Exhibit 99.2
April 29, 2013
Mr. Michael E. Dubyak
President and Chief Executive Officer
c/o WEX Inc.
97 Darling Avenue
South Portland, ME 04106
Dear Michael:
This letter is to set forth the agreement between you and WEX Inc. (the “Company” or “WEX”) relating to the transition from your position as Chief Executive Officer of the Company:
1. You hereby transition out of the role of, and resign as, President of the Company on the date hereof and shall cease to be, and resign as, Chief Executive Officer of the Company, and all of its subsidiaries, effective on the date that a successor Chief Executive appointed by the Board of Directors of the Company (the “Board”) has assumed the position of Chief Executive Officer (the “Transition Date”). It is expected that the Transition Date will be January 1, 2014.
2. Until December 30, 2014 (the “Transition Period”), you shall remain as a non-officer employee of the Company and shall serve as Chairman of the Board of Directors with the non-officer title of “Executive Chairman.” During the Transition Period, your primary responsibilities as an employee of the Company shall be to assist in the management transition and you shall make yourself available to spend, up to ten (10) hours per week performing such responsibilities. During the Transition Period, the Company shall maintain an office for you in the headquarters of the Company. During the Transition Period, you shall be paid an annual salary at the rate of $592,111 per annum and shall be entitled to receive a bonus of up to $296,056 at the discretion of the Board.
3. On the date of the 2013 annual meeting of stockholders, the Company shall grant to you restricted stock units covering a number of shares of common stock of the Company having a value of $1.7 million on the grant date, based on customary WEX methodology (“RSUs”), which RSUs shall vest on the last day of the Transition Period, provided that (i) a successor Chief Executive Officer shall have been appointed by the Board on or before December 31, 2013 and (ii) you shall have remained an employee of the Company until the last day of the Transition Period (unless termination is by the Company without cause). The RSUs shall be evidenced by an RSU Agreement in the Company’s customary form.

→ Source data:
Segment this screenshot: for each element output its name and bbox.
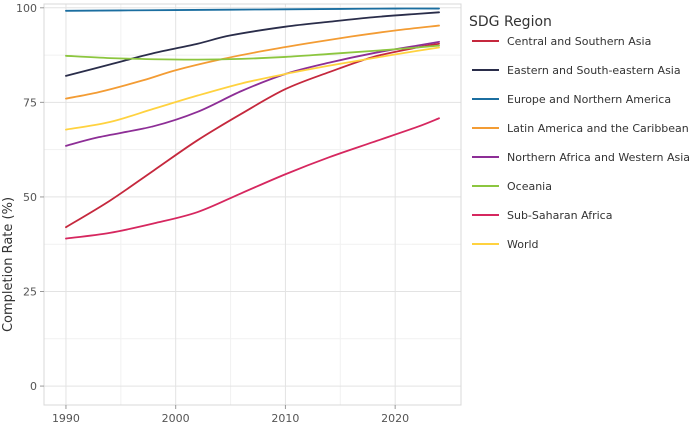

→ To do:
Copy the WEX transition letter between "Exhibit 99.2" and "January 1, 2014.", inclusive, and update "Dear Michael" to "Dear Mr. Dubyak".

→ Complete output:
Exhibit 99.2
April 29, 2013
Mr. Michael E. Dubyak
President and Chief Executive Officer
c/o WEX Inc.
97 Darling Avenue
South Portland, ME 04106
Dear Mr. Dubyak:
This letter is to set forth the agreement between you and WEX Inc. (the “Company” or “WEX”) relating to the transition from your position as Chief Executive Officer of the Company:
1. You hereby transition out of the role of, and resign as, President of the Company on the date hereof and shall cease to be, and resign as, Chief Executive Officer of the Company, and all of its subsidiaries, effective on the date that a successor Chief Executive appointed by the Board of Directors of the Company (the “Board”) has assumed the position of Chief Executive Officer (the “Transition Date”). It is expected that the Transition Date will be January 1, 2014.